## Exercise prompt
Using the listing below, report all lines holding the word "costs".

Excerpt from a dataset
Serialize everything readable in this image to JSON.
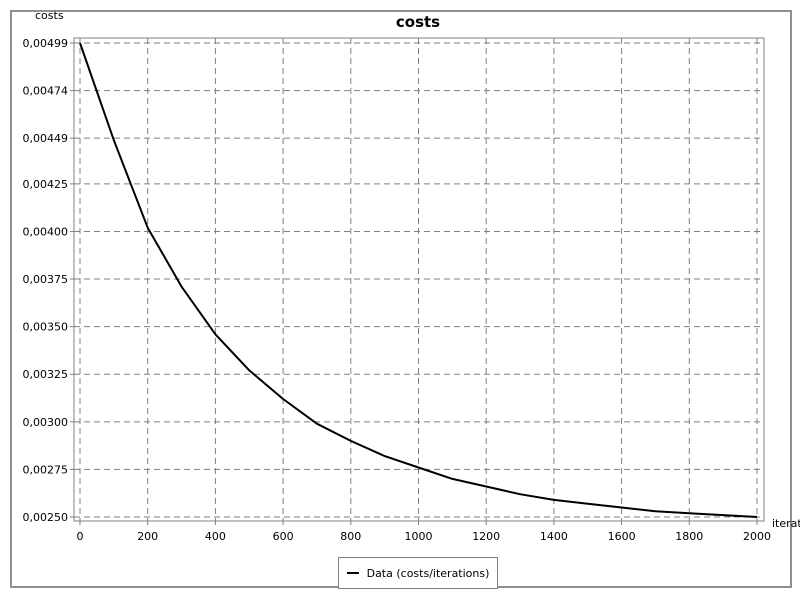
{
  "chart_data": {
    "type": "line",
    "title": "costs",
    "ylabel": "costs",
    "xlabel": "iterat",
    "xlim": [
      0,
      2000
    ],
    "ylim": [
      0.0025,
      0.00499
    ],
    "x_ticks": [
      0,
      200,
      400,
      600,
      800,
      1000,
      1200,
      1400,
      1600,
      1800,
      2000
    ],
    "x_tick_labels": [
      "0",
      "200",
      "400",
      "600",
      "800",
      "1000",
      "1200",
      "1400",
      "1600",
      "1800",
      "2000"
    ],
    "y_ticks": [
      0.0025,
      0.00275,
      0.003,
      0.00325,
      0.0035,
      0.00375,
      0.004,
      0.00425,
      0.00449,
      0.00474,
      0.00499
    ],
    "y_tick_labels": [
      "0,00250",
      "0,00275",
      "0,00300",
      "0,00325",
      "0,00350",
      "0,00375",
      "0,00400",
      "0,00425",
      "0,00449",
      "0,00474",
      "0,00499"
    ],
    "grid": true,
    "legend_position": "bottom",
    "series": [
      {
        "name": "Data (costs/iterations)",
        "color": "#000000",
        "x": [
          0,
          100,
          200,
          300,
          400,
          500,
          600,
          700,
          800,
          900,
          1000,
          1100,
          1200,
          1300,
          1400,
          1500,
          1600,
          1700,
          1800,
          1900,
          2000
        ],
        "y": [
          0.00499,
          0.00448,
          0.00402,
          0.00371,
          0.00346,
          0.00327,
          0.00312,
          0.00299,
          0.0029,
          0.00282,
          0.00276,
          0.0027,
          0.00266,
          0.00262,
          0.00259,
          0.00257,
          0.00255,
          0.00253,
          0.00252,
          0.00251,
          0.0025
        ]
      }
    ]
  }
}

## The result
    "title": "costs",
    "ylabel": "costs",
        "name": "Data (costs/iterations)",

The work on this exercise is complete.